___ Data to process

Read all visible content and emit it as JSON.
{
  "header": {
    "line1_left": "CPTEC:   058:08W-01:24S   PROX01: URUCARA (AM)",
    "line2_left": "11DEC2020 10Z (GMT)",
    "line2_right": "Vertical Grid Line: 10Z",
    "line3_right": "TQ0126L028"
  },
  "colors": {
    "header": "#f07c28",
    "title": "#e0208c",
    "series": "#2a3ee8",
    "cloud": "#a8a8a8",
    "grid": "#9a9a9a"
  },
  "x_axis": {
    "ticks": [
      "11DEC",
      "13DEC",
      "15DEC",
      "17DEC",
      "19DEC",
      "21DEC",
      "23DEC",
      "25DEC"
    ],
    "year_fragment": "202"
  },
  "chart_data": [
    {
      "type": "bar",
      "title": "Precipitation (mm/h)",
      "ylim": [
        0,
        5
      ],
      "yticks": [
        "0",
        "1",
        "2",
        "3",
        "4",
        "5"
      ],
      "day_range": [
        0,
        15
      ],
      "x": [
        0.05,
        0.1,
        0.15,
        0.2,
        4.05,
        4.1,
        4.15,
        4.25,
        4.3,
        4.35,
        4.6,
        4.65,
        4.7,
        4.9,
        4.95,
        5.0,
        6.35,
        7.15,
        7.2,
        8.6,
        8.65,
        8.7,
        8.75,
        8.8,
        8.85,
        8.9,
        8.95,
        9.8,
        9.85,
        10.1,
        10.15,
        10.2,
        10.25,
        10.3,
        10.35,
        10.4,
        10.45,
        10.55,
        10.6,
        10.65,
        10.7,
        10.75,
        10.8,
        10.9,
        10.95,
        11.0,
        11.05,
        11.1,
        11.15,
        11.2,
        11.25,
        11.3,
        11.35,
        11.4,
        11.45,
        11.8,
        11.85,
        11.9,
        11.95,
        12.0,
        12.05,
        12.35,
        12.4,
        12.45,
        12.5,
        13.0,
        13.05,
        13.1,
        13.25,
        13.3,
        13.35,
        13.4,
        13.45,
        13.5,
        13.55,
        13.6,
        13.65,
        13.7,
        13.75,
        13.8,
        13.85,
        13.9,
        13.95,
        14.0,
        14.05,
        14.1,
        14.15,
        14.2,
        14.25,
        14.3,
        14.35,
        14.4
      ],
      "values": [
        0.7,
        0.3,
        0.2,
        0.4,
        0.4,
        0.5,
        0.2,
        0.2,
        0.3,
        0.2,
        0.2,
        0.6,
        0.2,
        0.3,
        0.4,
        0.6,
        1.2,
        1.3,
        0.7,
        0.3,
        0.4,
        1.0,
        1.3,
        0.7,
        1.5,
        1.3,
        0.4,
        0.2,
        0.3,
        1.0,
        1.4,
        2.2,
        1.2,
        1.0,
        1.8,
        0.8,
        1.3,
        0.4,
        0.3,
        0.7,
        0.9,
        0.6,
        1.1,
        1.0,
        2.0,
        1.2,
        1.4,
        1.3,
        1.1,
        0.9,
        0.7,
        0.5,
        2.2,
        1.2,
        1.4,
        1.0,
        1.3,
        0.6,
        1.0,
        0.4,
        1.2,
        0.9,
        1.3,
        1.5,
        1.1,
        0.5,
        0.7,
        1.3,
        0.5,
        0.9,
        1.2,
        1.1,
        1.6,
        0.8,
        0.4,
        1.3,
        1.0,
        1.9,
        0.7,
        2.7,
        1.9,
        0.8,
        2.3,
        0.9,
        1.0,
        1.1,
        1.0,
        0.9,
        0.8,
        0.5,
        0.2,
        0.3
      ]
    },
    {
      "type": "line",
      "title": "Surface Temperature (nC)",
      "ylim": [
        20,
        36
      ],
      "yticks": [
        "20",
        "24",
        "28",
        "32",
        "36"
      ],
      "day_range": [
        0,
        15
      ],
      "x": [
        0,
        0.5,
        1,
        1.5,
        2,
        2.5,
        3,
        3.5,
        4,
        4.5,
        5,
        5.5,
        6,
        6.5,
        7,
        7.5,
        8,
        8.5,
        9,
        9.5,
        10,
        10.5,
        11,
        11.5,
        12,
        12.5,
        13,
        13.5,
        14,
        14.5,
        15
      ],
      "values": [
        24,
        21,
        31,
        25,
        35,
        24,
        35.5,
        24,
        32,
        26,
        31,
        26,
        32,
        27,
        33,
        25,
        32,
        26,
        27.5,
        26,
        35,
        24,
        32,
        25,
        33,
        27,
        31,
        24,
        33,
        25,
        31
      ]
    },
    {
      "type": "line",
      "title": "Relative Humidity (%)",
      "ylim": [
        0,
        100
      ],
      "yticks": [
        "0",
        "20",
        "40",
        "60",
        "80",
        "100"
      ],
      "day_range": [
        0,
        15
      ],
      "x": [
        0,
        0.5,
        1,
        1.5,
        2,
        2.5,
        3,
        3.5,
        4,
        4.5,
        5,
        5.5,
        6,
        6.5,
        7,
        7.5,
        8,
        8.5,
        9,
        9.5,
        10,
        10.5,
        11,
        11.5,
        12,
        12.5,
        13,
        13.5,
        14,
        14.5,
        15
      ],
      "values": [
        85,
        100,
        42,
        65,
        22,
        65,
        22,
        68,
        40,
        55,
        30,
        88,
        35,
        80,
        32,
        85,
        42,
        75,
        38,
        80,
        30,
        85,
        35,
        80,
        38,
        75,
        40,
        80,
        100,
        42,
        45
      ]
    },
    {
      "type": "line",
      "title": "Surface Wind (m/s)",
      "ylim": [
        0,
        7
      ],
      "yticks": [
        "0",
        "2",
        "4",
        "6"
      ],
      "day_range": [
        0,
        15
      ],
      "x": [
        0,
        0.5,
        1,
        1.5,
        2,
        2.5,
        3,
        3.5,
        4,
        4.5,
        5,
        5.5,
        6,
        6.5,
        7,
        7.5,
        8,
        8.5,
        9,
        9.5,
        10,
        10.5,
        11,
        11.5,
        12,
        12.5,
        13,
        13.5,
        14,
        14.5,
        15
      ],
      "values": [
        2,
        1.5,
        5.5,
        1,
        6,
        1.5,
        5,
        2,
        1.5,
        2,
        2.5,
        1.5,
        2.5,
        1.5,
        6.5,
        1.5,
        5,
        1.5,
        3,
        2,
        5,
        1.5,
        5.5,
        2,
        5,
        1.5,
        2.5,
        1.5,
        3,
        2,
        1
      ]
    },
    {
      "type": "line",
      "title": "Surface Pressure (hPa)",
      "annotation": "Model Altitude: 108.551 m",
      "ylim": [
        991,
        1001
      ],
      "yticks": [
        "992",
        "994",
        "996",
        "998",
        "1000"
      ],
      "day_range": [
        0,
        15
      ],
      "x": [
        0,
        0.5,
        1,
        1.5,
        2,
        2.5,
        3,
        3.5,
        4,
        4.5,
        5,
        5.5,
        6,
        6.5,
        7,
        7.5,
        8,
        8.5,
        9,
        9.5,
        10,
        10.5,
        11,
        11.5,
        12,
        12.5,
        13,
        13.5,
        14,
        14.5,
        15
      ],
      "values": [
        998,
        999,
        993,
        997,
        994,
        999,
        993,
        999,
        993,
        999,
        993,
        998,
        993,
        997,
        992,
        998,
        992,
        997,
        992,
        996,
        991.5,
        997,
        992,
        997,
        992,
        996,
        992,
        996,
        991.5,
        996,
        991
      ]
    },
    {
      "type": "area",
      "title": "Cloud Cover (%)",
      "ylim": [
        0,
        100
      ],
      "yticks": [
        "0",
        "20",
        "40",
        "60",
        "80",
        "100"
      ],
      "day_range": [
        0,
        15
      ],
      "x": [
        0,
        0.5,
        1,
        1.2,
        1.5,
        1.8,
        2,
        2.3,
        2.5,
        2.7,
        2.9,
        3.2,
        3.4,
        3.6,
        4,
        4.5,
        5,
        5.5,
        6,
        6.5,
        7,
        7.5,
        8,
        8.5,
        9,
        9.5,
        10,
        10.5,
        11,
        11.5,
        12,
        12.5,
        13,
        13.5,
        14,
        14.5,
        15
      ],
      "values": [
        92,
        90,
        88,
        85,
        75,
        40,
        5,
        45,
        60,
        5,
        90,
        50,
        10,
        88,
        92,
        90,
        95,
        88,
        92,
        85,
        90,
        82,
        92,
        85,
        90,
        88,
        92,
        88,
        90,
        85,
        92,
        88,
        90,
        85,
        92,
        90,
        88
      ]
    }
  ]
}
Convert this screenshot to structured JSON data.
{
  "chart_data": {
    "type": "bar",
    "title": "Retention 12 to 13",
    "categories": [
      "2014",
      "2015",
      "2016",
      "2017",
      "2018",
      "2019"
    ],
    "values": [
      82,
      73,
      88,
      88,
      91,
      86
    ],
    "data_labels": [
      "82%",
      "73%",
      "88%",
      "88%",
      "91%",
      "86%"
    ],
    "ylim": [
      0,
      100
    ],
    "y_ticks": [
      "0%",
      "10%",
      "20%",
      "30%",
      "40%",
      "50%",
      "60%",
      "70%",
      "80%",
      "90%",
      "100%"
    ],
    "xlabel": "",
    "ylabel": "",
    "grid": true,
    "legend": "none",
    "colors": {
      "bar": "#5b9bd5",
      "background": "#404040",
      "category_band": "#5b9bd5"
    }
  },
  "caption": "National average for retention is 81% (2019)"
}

______

Exercise requirements> The answer consists only of the lines from the one containing "Convert this screenshot" to the end of the records, each written out exactly.

Result for this task>
Convert this screenshot to structured JSON data.
{
  "chart_data": {
    "type": "bar",
    "title": "Retention 12 to 13",
    "categories": [
      "2014",
      "2015",
      "2016",
      "2017",
      "2018",
      "2019"
    ],
    "values": [
      82,
      73,
      88,
      88,
      91,
      86
    ],
    "data_labels": [
      "82%",
      "73%",
      "88%",
      "88%",
      "91%",
      "86%"
    ],
    "ylim": [
      0,
      100
    ],
    "y_ticks": [
      "0%",
      "10%",
      "20%",
      "30%",
      "40%",
      "50%",
      "60%",
      "70%",
      "80%",
      "90%",
      "100%"
    ],
    "xlabel": "",
    "ylabel": "",
    "grid": true,
    "legend": "none",
    "colors": {
      "bar": "#5b9bd5",
      "background": "#404040",
      "category_band": "#5b9bd5"
    }
  },
  "caption": "National average for retention is 81% (2019)"
}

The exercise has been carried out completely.